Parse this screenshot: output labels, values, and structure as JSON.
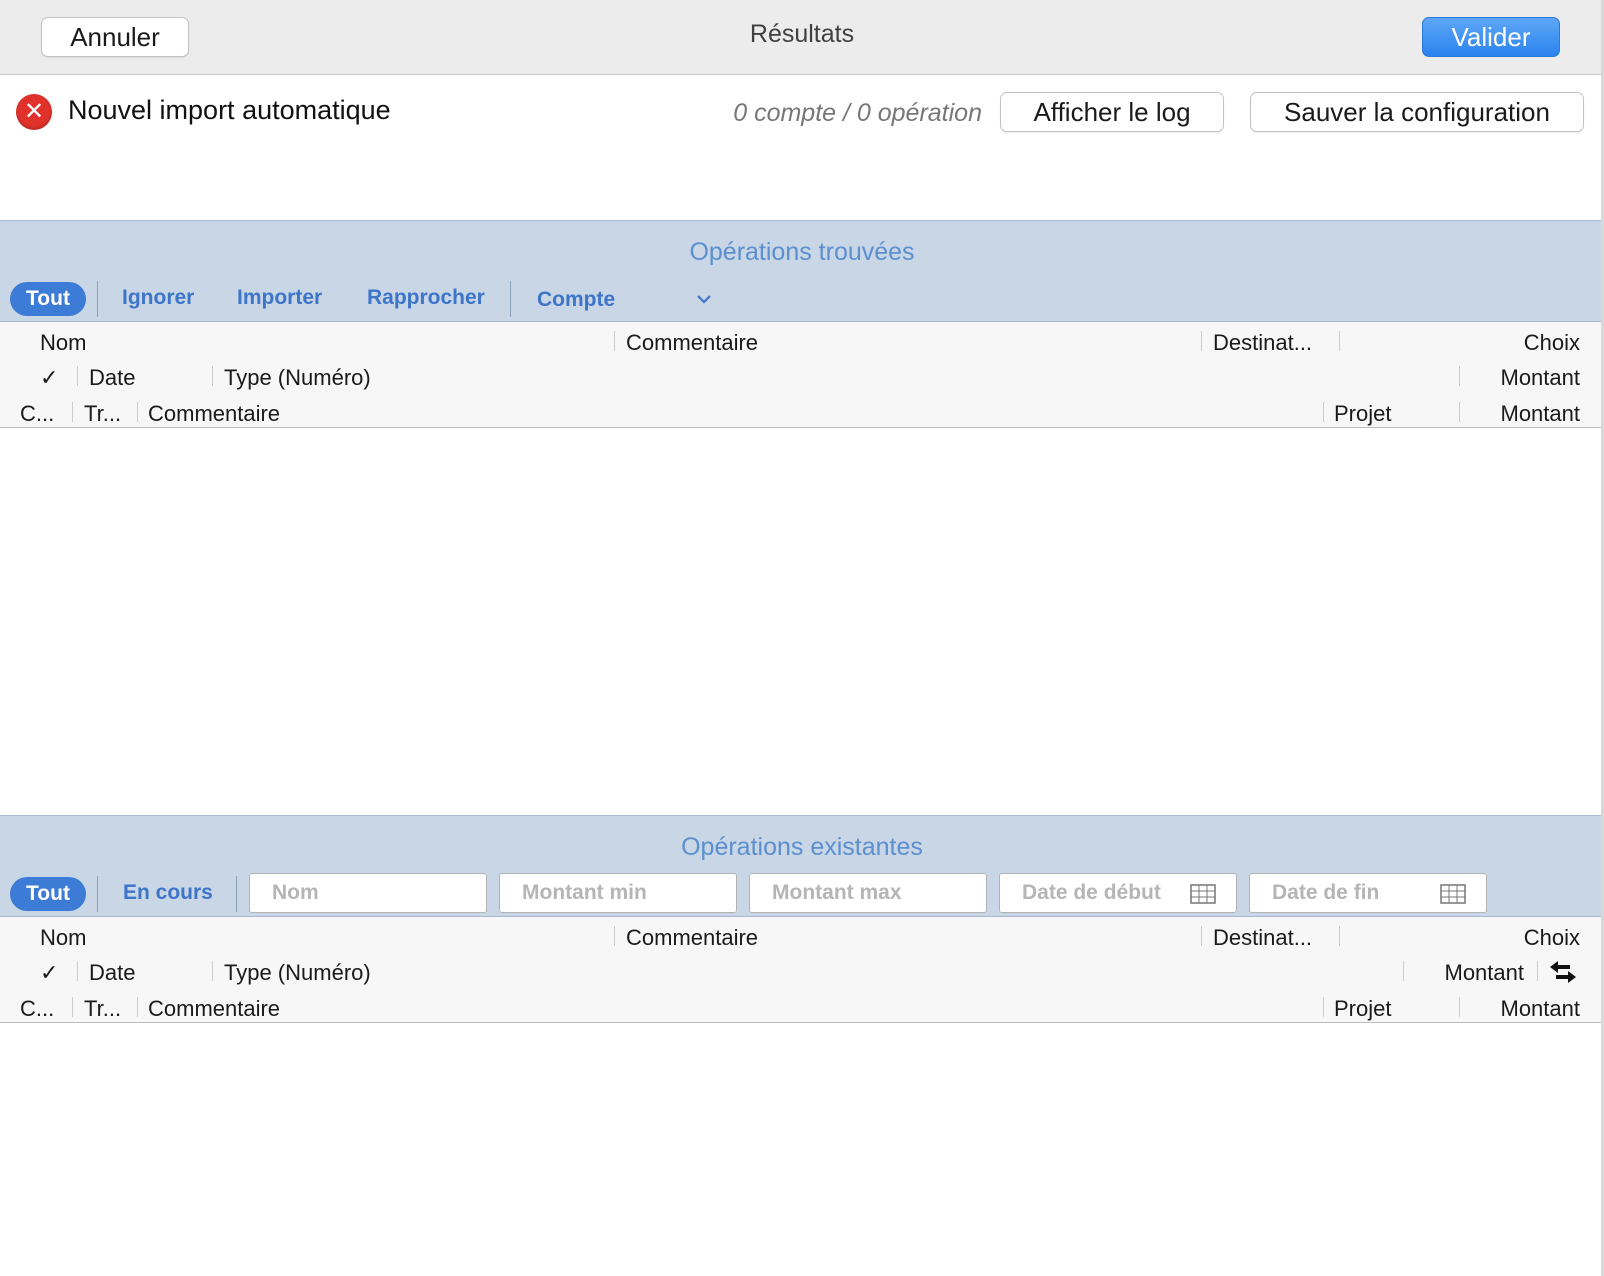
{
  "window": {
    "title": "Résultats",
    "cancel_label": "Annuler",
    "validate_label": "Valider",
    "accent_color": "#2b83ee"
  },
  "import": {
    "status_icon": "error-circle-icon",
    "title": "Nouvel import automatique",
    "counts": "0 compte / 0 opération",
    "show_log_label": "Afficher le log",
    "save_config_label": "Sauver la configuration"
  },
  "found": {
    "title": "Opérations trouvées",
    "filters": [
      "Tout",
      "Ignorer",
      "Importer",
      "Rapprocher"
    ],
    "account_label": "Compte",
    "columns": {
      "row1": [
        "Nom",
        "Commentaire",
        "Destinat...",
        "Choix"
      ],
      "row2": [
        "✓",
        "Date",
        "Type (Numéro)",
        "Montant"
      ],
      "row3": [
        "C...",
        "Tr...",
        "Commentaire",
        "Projet",
        "Montant"
      ]
    }
  },
  "existing": {
    "title": "Opérations existantes",
    "filters": [
      "Tout",
      "En cours"
    ],
    "fields": {
      "name_placeholder": "Nom",
      "min_placeholder": "Montant min",
      "max_placeholder": "Montant max",
      "start_placeholder": "Date de début",
      "end_placeholder": "Date de fin"
    },
    "columns": {
      "row1": [
        "Nom",
        "Commentaire",
        "Destinat...",
        "Choix"
      ],
      "row2": [
        "✓",
        "Date",
        "Type (Numéro)",
        "Montant"
      ],
      "row3": [
        "C...",
        "Tr...",
        "Commentaire",
        "Projet",
        "Montant"
      ]
    }
  }
}
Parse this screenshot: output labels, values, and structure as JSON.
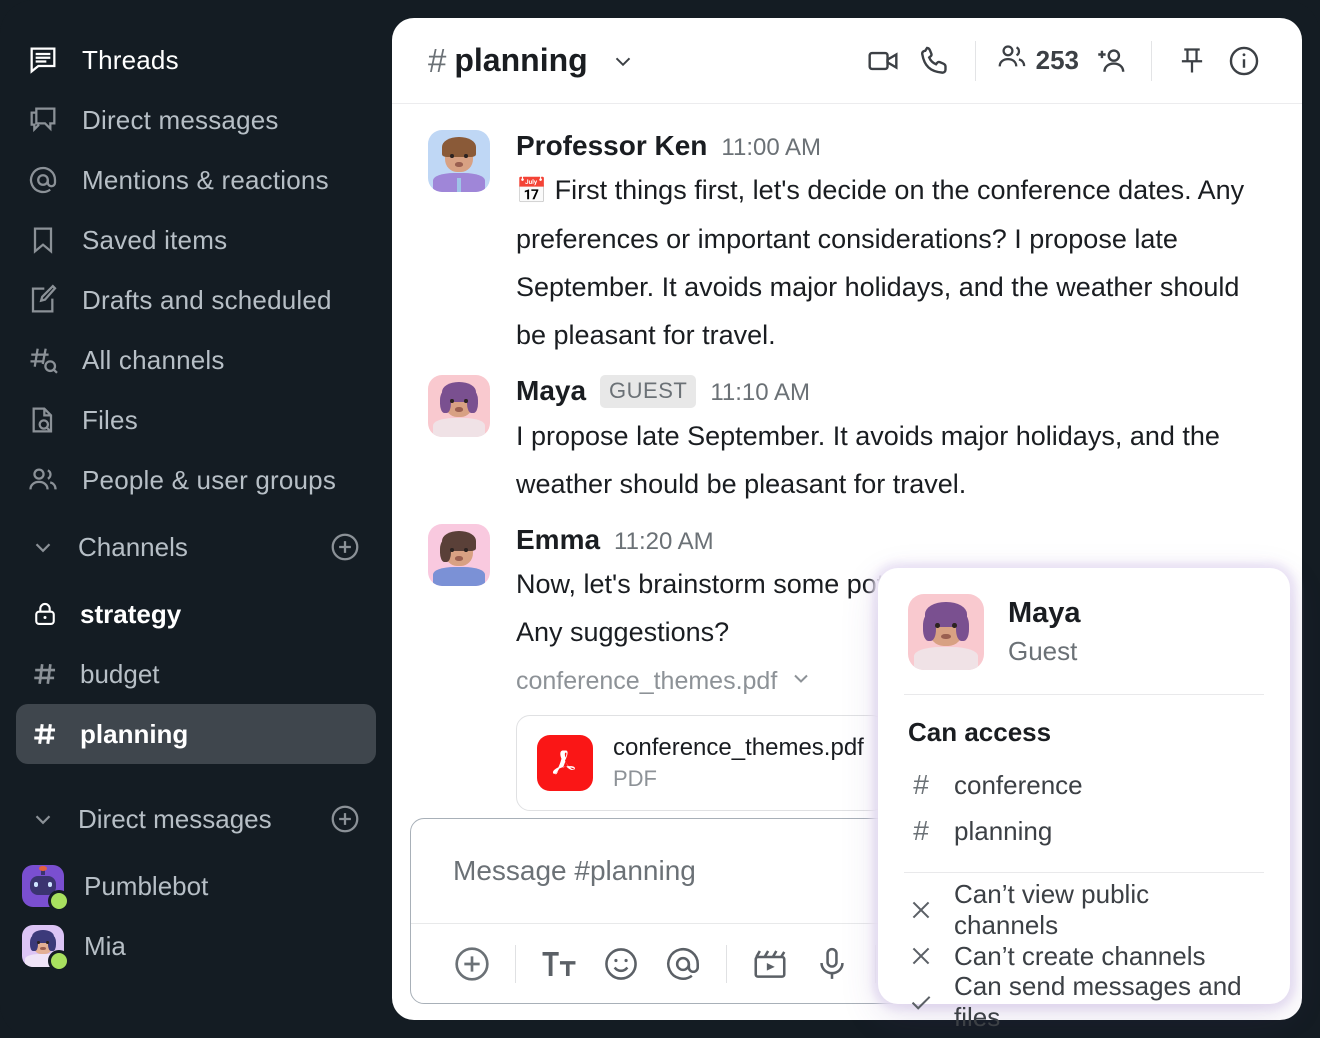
{
  "sidebar": {
    "nav": [
      {
        "label": "Threads",
        "icon": "threads-icon"
      },
      {
        "label": "Direct messages",
        "icon": "direct-messages-icon"
      },
      {
        "label": "Mentions & reactions",
        "icon": "mentions-icon"
      },
      {
        "label": "Saved items",
        "icon": "bookmark-icon"
      },
      {
        "label": "Drafts and scheduled",
        "icon": "draft-pencil-icon"
      },
      {
        "label": "All channels",
        "icon": "all-channels-search-icon"
      },
      {
        "label": "Files",
        "icon": "file-search-icon"
      },
      {
        "label": "People & user groups",
        "icon": "people-icon"
      }
    ],
    "channels_section": {
      "title": "Channels",
      "add_label": "+"
    },
    "channels": [
      {
        "name": "strategy",
        "icon": "lock-icon",
        "active": false,
        "unread": true
      },
      {
        "name": "budget",
        "icon": "hash-icon",
        "active": false,
        "unread": false
      },
      {
        "name": "planning",
        "icon": "hash-icon",
        "active": true,
        "unread": false
      }
    ],
    "dm_section": {
      "title": "Direct messages",
      "add_label": "+"
    },
    "dms": [
      {
        "name": "Pumblebot",
        "status": "online"
      },
      {
        "name": "Mia",
        "status": "online"
      }
    ]
  },
  "header": {
    "hash": "#",
    "channel": "planning",
    "member_count": "253",
    "icons": [
      "video-camera-icon",
      "phone-icon",
      "members-icon",
      "add-person-icon",
      "pin-icon",
      "info-icon"
    ]
  },
  "messages": [
    {
      "author": "Professor Ken",
      "badge": "",
      "time": "11:00 AM",
      "emoji": "📅",
      "text": "First things first, let's decide on the conference dates. Any preferences or important considerations? I propose late September. It avoids major holidays, and the weather should be pleasant for travel.",
      "avatar": "professor-ken-avatar"
    },
    {
      "author": "Maya",
      "badge": "GUEST",
      "time": "11:10 AM",
      "emoji": "",
      "text": "I propose late September. It avoids major holidays, and the weather should be pleasant for travel.",
      "avatar": "maya-avatar"
    },
    {
      "author": "Emma",
      "badge": "",
      "time": "11:20 AM",
      "emoji": "",
      "text": "Now, let's brainstorm some pot",
      "text_line2": "Any suggestions?",
      "avatar": "emma-avatar"
    }
  ],
  "attachment": {
    "filename_line": "conference_themes.pdf",
    "card_filename": "conference_themes.pdf",
    "card_filetype": "PDF",
    "icon": "pdf-icon"
  },
  "composer": {
    "placeholder": "Message #planning",
    "buttons": [
      "plus-icon",
      "text-format-icon",
      "emoji-icon",
      "mention-icon",
      "video-clip-icon",
      "microphone-icon"
    ]
  },
  "popover": {
    "name": "Maya",
    "role": "Guest",
    "access_title": "Can access",
    "channels": [
      {
        "hash": "#",
        "name": "conference"
      },
      {
        "hash": "#",
        "name": "planning"
      }
    ],
    "permissions": [
      {
        "state": "deny",
        "label": "Can’t view public channels"
      },
      {
        "state": "deny",
        "label": "Can’t create channels"
      },
      {
        "state": "allow",
        "label": "Can send messages and files"
      }
    ]
  },
  "colors": {
    "sidebar_bg": "#141c23",
    "accent_online": "#a8e05f",
    "pdf_red": "#fa1616",
    "active_channel": "#3f464d"
  }
}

== == ==

WHAT THIS TASK INVOLVES >> Give back the entries verbatim. Do not include any picture.

ANSWER FOR THE TASK >>
Parse this screenshot: output labels, values, and structure as JSON.
{
  "window": {
    "title": "Résultats",
    "cancel_label": "Annuler",
    "validate_label": "Valider",
    "accent_color": "#2b83ee"
  },
  "import": {
    "status_icon": "error-circle-icon",
    "title": "Nouvel import automatique",
    "counts": "0 compte / 0 opération",
    "show_log_label": "Afficher le log",
    "save_config_label": "Sauver la configuration"
  },
  "found": {
    "title": "Opérations trouvées",
    "filters": [
      "Tout",
      "Ignorer",
      "Importer",
      "Rapprocher"
    ],
    "account_label": "Compte",
    "columns": {
      "row1": [
        "Nom",
        "Commentaire",
        "Destinat...",
        "Choix"
      ],
      "row2": [
        "✓",
        "Date",
        "Type (Numéro)",
        "Montant"
      ],
      "row3": [
        "C...",
        "Tr...",
        "Commentaire",
        "Projet",
        "Montant"
      ]
    }
  },
  "existing": {
    "title": "Opérations existantes",
    "filters": [
      "Tout",
      "En cours"
    ],
    "fields": {
      "name_placeholder": "Nom",
      "min_placeholder": "Montant min",
      "max_placeholder": "Montant max",
      "start_placeholder": "Date de début",
      "end_placeholder": "Date de fin"
    },
    "columns": {
      "row1": [
        "Nom",
        "Commentaire",
        "Destinat...",
        "Choix"
      ],
      "row2": [
        "✓",
        "Date",
        "Type (Numéro)",
        "Montant"
      ],
      "row3": [
        "C...",
        "Tr...",
        "Commentaire",
        "Projet",
        "Montant"
      ]
    }
  }
}
Parse this screenshot: output labels, values, and structure as JSON.
{
  "sidebar": {
    "nav": [
      {
        "label": "Threads",
        "icon": "threads-icon"
      },
      {
        "label": "Direct messages",
        "icon": "direct-messages-icon"
      },
      {
        "label": "Mentions & reactions",
        "icon": "mentions-icon"
      },
      {
        "label": "Saved items",
        "icon": "bookmark-icon"
      },
      {
        "label": "Drafts and scheduled",
        "icon": "draft-pencil-icon"
      },
      {
        "label": "All channels",
        "icon": "all-channels-search-icon"
      },
      {
        "label": "Files",
        "icon": "file-search-icon"
      },
      {
        "label": "People & user groups",
        "icon": "people-icon"
      }
    ],
    "channels_section": {
      "title": "Channels",
      "add_label": "+"
    },
    "channels": [
      {
        "name": "strategy",
        "icon": "lock-icon",
        "active": false,
        "unread": true
      },
      {
        "name": "budget",
        "icon": "hash-icon",
        "active": false,
        "unread": false
      },
      {
        "name": "planning",
        "icon": "hash-icon",
        "active": true,
        "unread": false
      }
    ],
    "dm_section": {
      "title": "Direct messages",
      "add_label": "+"
    },
    "dms": [
      {
        "name": "Pumblebot",
        "status": "online"
      },
      {
        "name": "Mia",
        "status": "online"
      }
    ]
  },
  "header": {
    "hash": "#",
    "channel": "planning",
    "member_count": "253",
    "icons": [
      "video-camera-icon",
      "phone-icon",
      "members-icon",
      "add-person-icon",
      "pin-icon",
      "info-icon"
    ]
  },
  "messages": [
    {
      "author": "Professor Ken",
      "badge": "",
      "time": "11:00 AM",
      "emoji": "📅",
      "text": "First things first, let's decide on the conference dates. Any preferences or important considerations? I propose late September. It avoids major holidays, and the weather should be pleasant for travel.",
      "avatar": "professor-ken-avatar"
    },
    {
      "author": "Maya",
      "badge": "GUEST",
      "time": "11:10 AM",
      "emoji": "",
      "text": "I propose late September. It avoids major holidays, and the weather should be pleasant for travel.",
      "avatar": "maya-avatar"
    },
    {
      "author": "Emma",
      "badge": "",
      "time": "11:20 AM",
      "emoji": "",
      "text": "Now, let's brainstorm some pot",
      "text_line2": "Any suggestions?",
      "avatar": "emma-avatar"
    }
  ],
  "attachment": {
    "filename_line": "conference_themes.pdf",
    "card_filename": "conference_themes.pdf",
    "card_filetype": "PDF",
    "icon": "pdf-icon"
  },
  "composer": {
    "placeholder": "Message #planning",
    "buttons": [
      "plus-icon",
      "text-format-icon",
      "emoji-icon",
      "mention-icon",
      "video-clip-icon",
      "microphone-icon"
    ]
  },
  "popover": {
    "name": "Maya",
    "role": "Guest",
    "access_title": "Can access",
    "channels": [
      {
        "hash": "#",
        "name": "conference"
      },
      {
        "hash": "#",
        "name": "planning"
      }
    ],
    "permissions": [
      {
        "state": "deny",
        "label": "Can’t view public channels"
      },
      {
        "state": "deny",
        "label": "Can’t create channels"
      },
      {
        "state": "allow",
        "label": "Can send messages and files"
      }
    ]
  },
  "colors": {
    "sidebar_bg": "#141c23",
    "accent_online": "#a8e05f",
    "pdf_red": "#fa1616",
    "active_channel": "#3f464d"
  }
}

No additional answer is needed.